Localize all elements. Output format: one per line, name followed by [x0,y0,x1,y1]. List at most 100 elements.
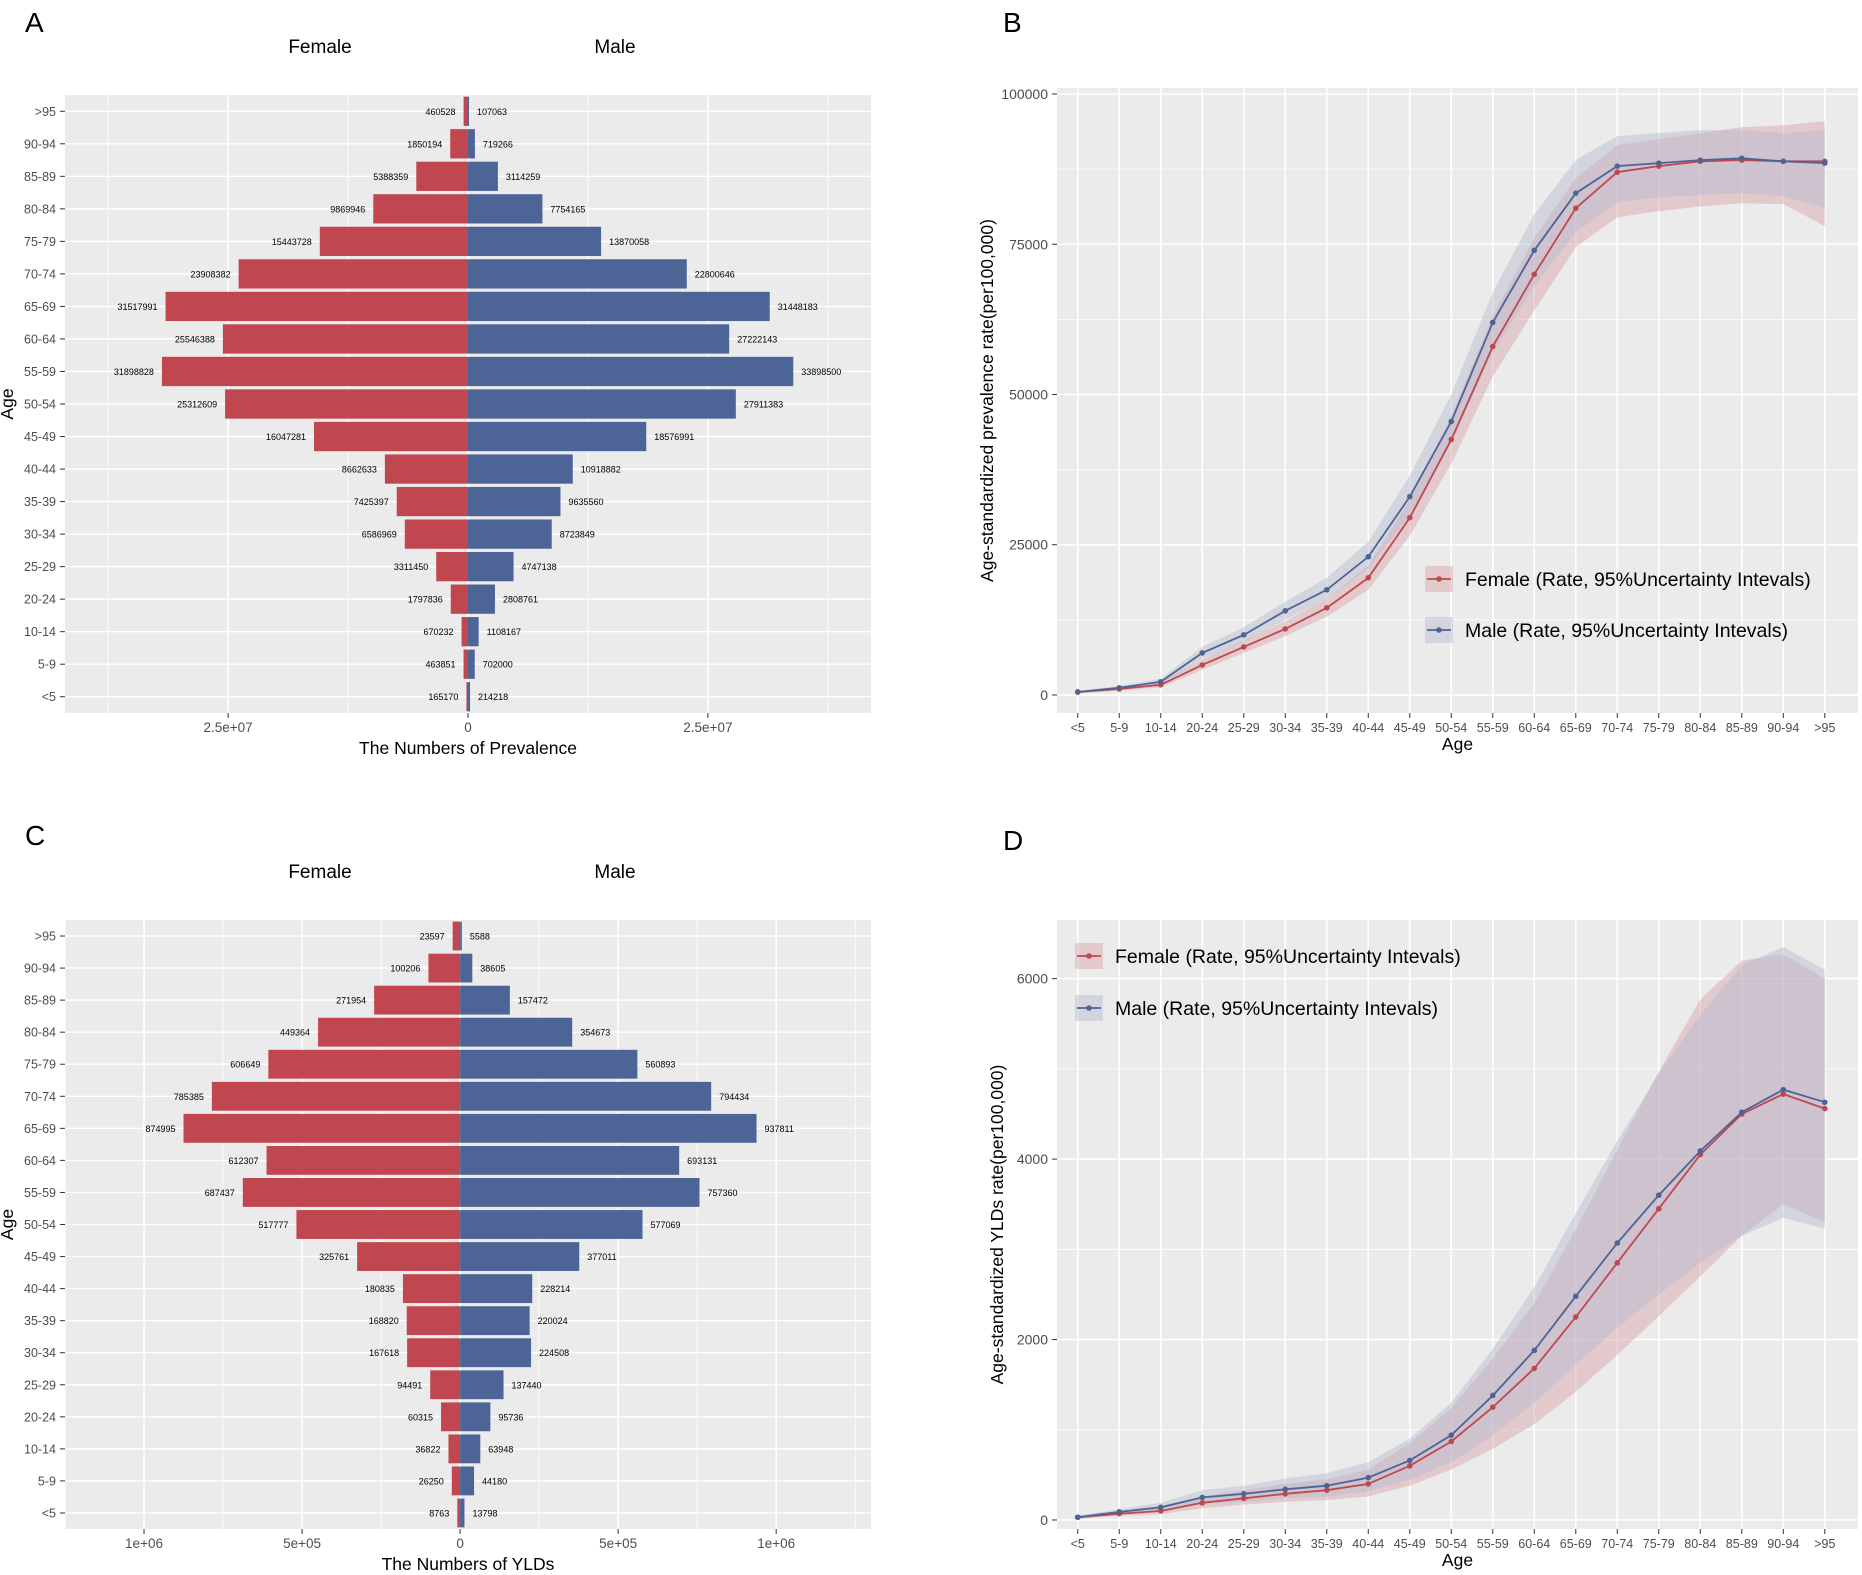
x-tick-label: 2.5e+07 [683,720,732,735]
y-tick-label: 50-54 [24,1218,56,1232]
male-data-label: 95736 [498,1412,523,1422]
female-data-label: 165170 [428,692,458,702]
x-tick-label: 90-94 [1767,721,1799,735]
male-rate-point [1116,1509,1123,1515]
female-data-label: 3311450 [394,562,428,572]
female-bar [211,1081,461,1111]
female-data-label: 874995 [145,1124,175,1134]
male-data-label: 63948 [488,1444,513,1454]
male-bar [460,953,473,983]
male-rate-point [1531,1347,1538,1354]
female-bar [374,985,461,1015]
x-tick-label: >95 [1814,721,1835,735]
x-tick-label: 0 [456,1536,464,1551]
x-tick-label: 1e+06 [757,1536,795,1551]
male-rate-point [1738,155,1745,162]
male-data-label: 27911383 [744,400,783,410]
female-data-label: 60315 [408,1412,433,1422]
female-bar [461,617,468,647]
y-tick-label: 60-64 [24,332,56,346]
male-bar [468,649,475,679]
female-data-label: 25546388 [175,334,215,344]
female-data-label: 670232 [424,627,454,637]
male-rate-point [1821,1099,1828,1106]
x-tick-label: 1e+06 [125,1536,163,1551]
y-tick-label: 80-84 [24,1026,56,1040]
female-data-label: 25312609 [177,400,217,410]
male-bar [460,1274,533,1304]
male-bar [468,129,475,159]
male-data-label: 3114259 [506,172,540,182]
y-tick-label: 55-59 [24,1186,56,1200]
x-tick-label: 70-74 [1601,721,1633,735]
female-legend-label: Female (Rate, 95%Uncertainty Intevals) [1115,946,1461,968]
plot-background [1057,920,1858,1529]
male-rate-point [1323,1482,1330,1489]
female-bar [165,291,468,322]
male-rate-point [1282,1486,1289,1493]
y-tick-label: 80-84 [24,202,56,216]
female-data-label: 168820 [369,1316,399,1326]
x-tick-label: 45-49 [1394,721,1426,735]
x-axis-title: Age [1442,1550,1473,1570]
female-bar [238,259,468,289]
female-bar [222,324,468,354]
y-tick-label: 10-14 [24,1442,56,1456]
female-bar [463,649,468,679]
y-axis-title: Age-standardized prevalence rate(per100,… [977,219,997,582]
female-data-label: 31517991 [118,302,158,312]
y-tick-label: 55-59 [24,365,56,379]
male-rate-point [1074,689,1081,695]
female-data-label: 5388359 [373,172,408,182]
x-tick-label: 5-9 [1110,1537,1128,1551]
male-bar [468,356,794,387]
x-tick-label: <5 [1071,1537,1085,1551]
female-rate-point [1821,1105,1828,1112]
female-data-label: 517777 [258,1220,288,1230]
y-tick-label: 65-69 [24,300,56,314]
male-rate-point [1199,1494,1206,1501]
female-uncertainty-band [1077,121,1825,694]
y-tick-label: 5-9 [38,658,56,672]
male-data-label: 137440 [512,1380,542,1390]
y-tick-label: 65-69 [24,1122,56,1136]
y-tick-label: 4000 [1017,1151,1048,1167]
female-bar [450,129,468,159]
female-data-label: 31898828 [114,367,154,377]
male-rate-point [1489,1392,1496,1399]
male-data-label: 377011 [587,1252,616,1262]
male-data-label: 228214 [540,1284,570,1294]
female-data-label: 449364 [280,1028,310,1038]
female-rate-point [1531,1365,1538,1372]
x-tick-label: 50-54 [1435,1537,1467,1551]
female-rate-point [1406,1463,1413,1469]
male-rate-point [1448,1432,1455,1438]
male-bar [460,1402,491,1432]
female-rate-point [1448,1438,1455,1445]
panel-label: D [1003,825,1023,856]
male-bar [468,584,495,614]
female-bar [428,953,461,983]
male-data-label: 577069 [650,1220,680,1230]
x-tick-label: 75-79 [1643,1537,1675,1551]
female-bar [402,1274,461,1304]
x-tick-label: 85-89 [1726,721,1758,735]
y-tick-label: 75-79 [24,1058,56,1072]
x-axis-title: Age [1442,734,1473,754]
y-tick-label: 60-64 [24,1154,56,1168]
female-bar [318,1017,461,1047]
male-bar [468,161,498,191]
male-rate-point [1780,1086,1787,1093]
female-rate-point [1614,169,1621,175]
female-bar [436,551,468,582]
y-tick-label: 50-54 [24,398,56,412]
female-rate-point [1282,626,1289,632]
male-data-label: 214218 [478,692,508,702]
y-tick-label: 30-34 [24,528,56,542]
x-tick-label: 60-64 [1518,1537,1550,1551]
male-bar [460,1434,481,1464]
male-rate-point [1406,493,1413,500]
male-rate-point [1489,319,1496,326]
male-data-label: 4747138 [522,562,557,572]
female-rate-point [1365,1481,1372,1487]
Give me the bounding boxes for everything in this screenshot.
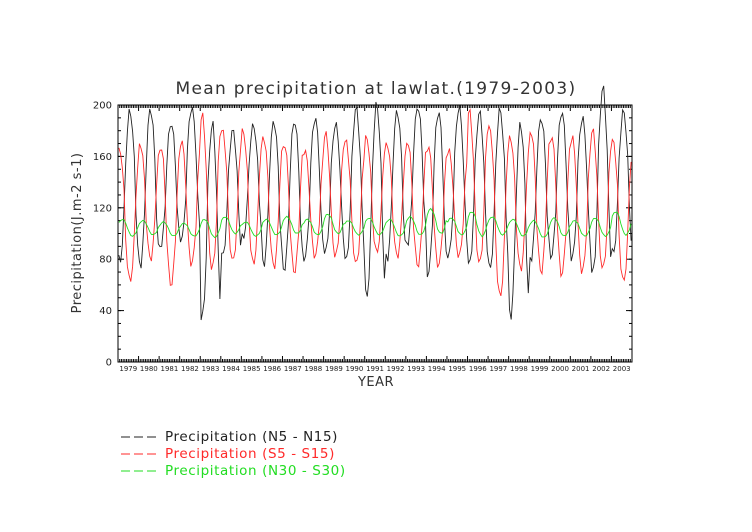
x-tick-label: 2003 bbox=[613, 365, 631, 373]
x-tick-label: 1992 bbox=[387, 365, 405, 373]
x-tick-label: 1994 bbox=[428, 365, 446, 373]
y-tick-label: 40 bbox=[99, 306, 112, 317]
series-line-1 bbox=[118, 85, 632, 321]
legend-label: Precipitation (N30 - S30) bbox=[165, 463, 346, 479]
x-tick-label: 1993 bbox=[407, 365, 425, 373]
series-lines bbox=[118, 85, 632, 321]
x-tick-label: 1990 bbox=[346, 365, 364, 373]
x-tick-label: 1981 bbox=[160, 365, 178, 373]
legend-label: Precipitation (S5 - S15) bbox=[165, 446, 335, 462]
x-tick-label: 1999 bbox=[531, 365, 549, 373]
legend-label: Precipitation (N5 - N15) bbox=[165, 429, 338, 445]
x-tick-label: 2000 bbox=[551, 365, 569, 373]
x-tick-label: 1998 bbox=[510, 365, 528, 373]
x-tick-label: 1985 bbox=[243, 365, 261, 373]
y-tick-label: 120 bbox=[93, 203, 112, 214]
x-axis-label: YEAR bbox=[357, 375, 394, 390]
y-tick-label: 160 bbox=[93, 152, 112, 163]
x-tick-label: 1979 bbox=[119, 365, 137, 373]
x-tick-label: 2002 bbox=[592, 365, 610, 373]
x-tick-label: 1986 bbox=[263, 365, 281, 373]
x-tick-label: 1983 bbox=[202, 365, 220, 373]
x-tick-label: 1988 bbox=[304, 365, 322, 373]
series-line-3 bbox=[118, 207, 632, 239]
series-line-2 bbox=[118, 108, 632, 297]
x-tick-label: 1984 bbox=[222, 365, 240, 373]
chart-title: Mean precipitation at lawlat.(1979-2003) bbox=[176, 79, 577, 99]
y-axis-label: Precipitation(J.m-2 s-1) bbox=[70, 153, 85, 314]
x-tick-label: 1996 bbox=[469, 365, 487, 373]
x-tick-label: 1980 bbox=[140, 365, 158, 373]
x-tick-label: 1991 bbox=[366, 365, 384, 373]
y-tick-label: 200 bbox=[93, 101, 112, 112]
x-tick-label: 2001 bbox=[572, 365, 590, 373]
y-tick-label: 80 bbox=[99, 255, 112, 266]
x-tick-label: 1989 bbox=[325, 365, 343, 373]
y-tick-label: 0 bbox=[106, 358, 112, 369]
x-tick-label: 1982 bbox=[181, 365, 199, 373]
x-tick-label: 1997 bbox=[489, 365, 507, 373]
x-tick-label: 1987 bbox=[284, 365, 302, 373]
legend: Precipitation (N5 - N15)Precipitation (S… bbox=[121, 429, 346, 479]
x-tick-label: 1995 bbox=[448, 365, 466, 373]
x-axis: 1979 1980 1981 1982 1983 1984 1985 1986 1987 1988… bbox=[117, 105, 633, 373]
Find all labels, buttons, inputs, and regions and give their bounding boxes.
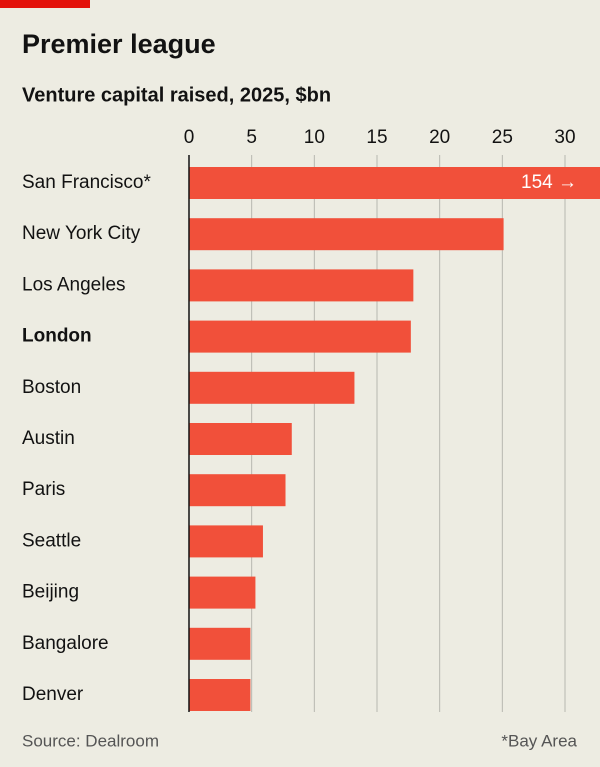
bar <box>189 627 251 660</box>
category-label: Bangalore <box>22 633 109 654</box>
x-tick-label: 30 <box>554 127 575 148</box>
bar <box>189 576 256 609</box>
chart-subtitle: Venture capital raised, 2025, $bn <box>22 84 331 106</box>
category-label: Denver <box>22 684 84 705</box>
category-label: New York City <box>22 223 141 244</box>
bar <box>189 679 251 711</box>
bar <box>189 218 504 251</box>
bar <box>189 167 600 199</box>
category-label: Seattle <box>22 530 81 551</box>
x-tick-label: 5 <box>246 127 257 148</box>
x-tick-label: 10 <box>304 127 325 148</box>
x-tick-label: 15 <box>366 127 387 148</box>
category-label: Beijing <box>22 582 79 603</box>
category-label: Paris <box>22 479 65 500</box>
value-label: 154 → <box>521 172 577 193</box>
bar <box>189 320 411 353</box>
bar <box>189 474 286 507</box>
bar <box>189 269 414 302</box>
source: Source: Dealroom <box>22 731 159 750</box>
category-label: Los Angeles <box>22 274 126 295</box>
bar <box>189 525 263 558</box>
category-label: San Francisco* <box>22 172 151 193</box>
bar <box>189 423 292 455</box>
x-tick-label: 0 <box>184 127 195 148</box>
category-label: Austin <box>22 428 75 449</box>
bar <box>189 371 355 404</box>
x-tick-label: 25 <box>492 127 513 148</box>
chart-title: Premier league <box>22 29 216 59</box>
x-tick-label: 20 <box>429 127 450 148</box>
category-label: London <box>22 326 92 347</box>
brand-tab <box>0 0 90 8</box>
category-label: Boston <box>22 377 81 398</box>
note: *Bay Area <box>501 731 577 750</box>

> _Task prompt_: Rewrite the records starting at the line containing "bar <box>189 627 251 660</box>" and ending at the last line, replacing "category-label" with "city-label" and leaving everything else unchanged.

> _Expected output_:
bar <box>189 627 251 660</box>
city-label: Bangalore <box>22 633 109 654</box>
x-tick-label: 30 <box>554 127 575 148</box>
bar <box>189 576 256 609</box>
chart-subtitle: Venture capital raised, 2025, $bn <box>22 84 331 106</box>
city-label: Denver <box>22 684 84 705</box>
city-label: New York City <box>22 223 141 244</box>
bar <box>189 679 251 711</box>
bar <box>189 218 504 251</box>
bar <box>189 167 600 199</box>
city-label: Seattle <box>22 530 81 551</box>
x-tick-label: 5 <box>246 127 257 148</box>
x-tick-label: 10 <box>304 127 325 148</box>
x-tick-label: 15 <box>366 127 387 148</box>
city-label: Beijing <box>22 582 79 603</box>
city-label: Paris <box>22 479 65 500</box>
value-label: 154 → <box>521 172 577 193</box>
bar <box>189 320 411 353</box>
bar <box>189 474 286 507</box>
bar <box>189 269 414 302</box>
source: Source: Dealroom <box>22 731 159 750</box>
city-label: Los Angeles <box>22 274 126 295</box>
bar <box>189 525 263 558</box>
city-label: San Francisco* <box>22 172 151 193</box>
bar <box>189 423 292 455</box>
x-tick-label: 0 <box>184 127 195 148</box>
city-label: Austin <box>22 428 75 449</box>
bar <box>189 371 355 404</box>
x-tick-label: 25 <box>492 127 513 148</box>
chart-title: Premier league <box>22 29 216 59</box>
x-tick-label: 20 <box>429 127 450 148</box>
city-label: London <box>22 326 92 347</box>
brand-tab <box>0 0 90 8</box>
city-label: Boston <box>22 377 81 398</box>
note: *Bay Area <box>501 731 577 750</box>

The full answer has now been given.